[Dataset items]

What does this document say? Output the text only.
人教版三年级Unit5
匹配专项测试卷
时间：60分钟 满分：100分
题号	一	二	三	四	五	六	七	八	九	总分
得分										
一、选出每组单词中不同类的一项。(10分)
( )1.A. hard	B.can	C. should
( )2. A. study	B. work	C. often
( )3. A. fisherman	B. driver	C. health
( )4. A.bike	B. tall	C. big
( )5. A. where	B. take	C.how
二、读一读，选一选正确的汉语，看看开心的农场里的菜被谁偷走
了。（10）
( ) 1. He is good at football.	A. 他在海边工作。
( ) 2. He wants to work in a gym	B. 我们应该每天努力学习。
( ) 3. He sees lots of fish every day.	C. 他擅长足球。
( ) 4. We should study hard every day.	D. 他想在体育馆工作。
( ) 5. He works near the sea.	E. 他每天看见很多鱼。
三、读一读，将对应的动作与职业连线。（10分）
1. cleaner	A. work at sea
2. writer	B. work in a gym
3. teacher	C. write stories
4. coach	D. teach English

==

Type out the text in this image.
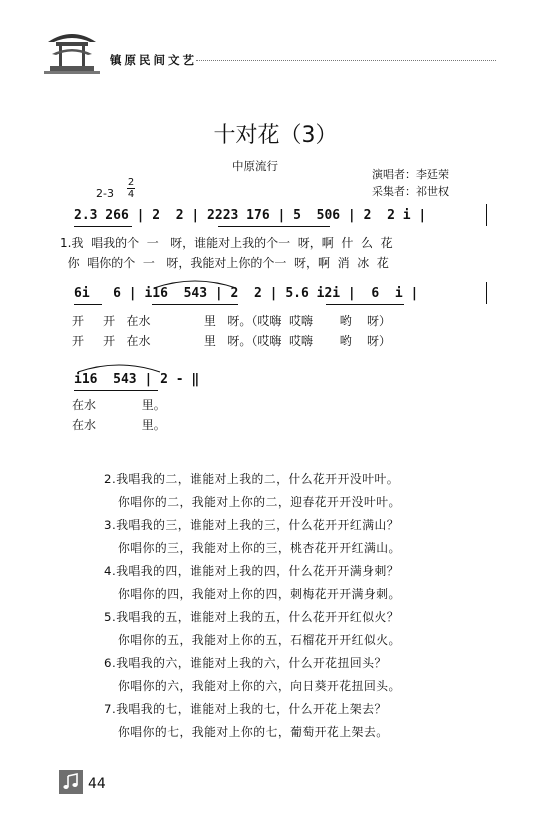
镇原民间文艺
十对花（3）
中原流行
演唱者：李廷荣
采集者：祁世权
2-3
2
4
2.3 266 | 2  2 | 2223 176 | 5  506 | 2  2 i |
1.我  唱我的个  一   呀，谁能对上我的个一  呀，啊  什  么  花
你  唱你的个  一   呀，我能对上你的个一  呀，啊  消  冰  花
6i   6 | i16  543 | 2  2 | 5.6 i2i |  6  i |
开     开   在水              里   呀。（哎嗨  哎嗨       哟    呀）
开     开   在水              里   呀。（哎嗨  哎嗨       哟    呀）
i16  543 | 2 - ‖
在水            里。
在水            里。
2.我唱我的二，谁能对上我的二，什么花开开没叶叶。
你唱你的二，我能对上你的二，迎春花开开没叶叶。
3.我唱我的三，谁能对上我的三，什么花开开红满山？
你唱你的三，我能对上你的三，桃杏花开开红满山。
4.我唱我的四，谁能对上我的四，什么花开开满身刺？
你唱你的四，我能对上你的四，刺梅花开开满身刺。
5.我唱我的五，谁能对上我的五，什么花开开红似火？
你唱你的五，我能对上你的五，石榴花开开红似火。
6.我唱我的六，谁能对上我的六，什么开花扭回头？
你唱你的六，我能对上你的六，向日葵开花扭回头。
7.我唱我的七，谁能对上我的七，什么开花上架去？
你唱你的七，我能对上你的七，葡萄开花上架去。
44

What you have to do
Copy each line of the records above that carries the word "study".

Output for this task
( )2. A. study	B. work	C. often
( ) 4. We should study hard every day.	D. 他想在体育馆工作。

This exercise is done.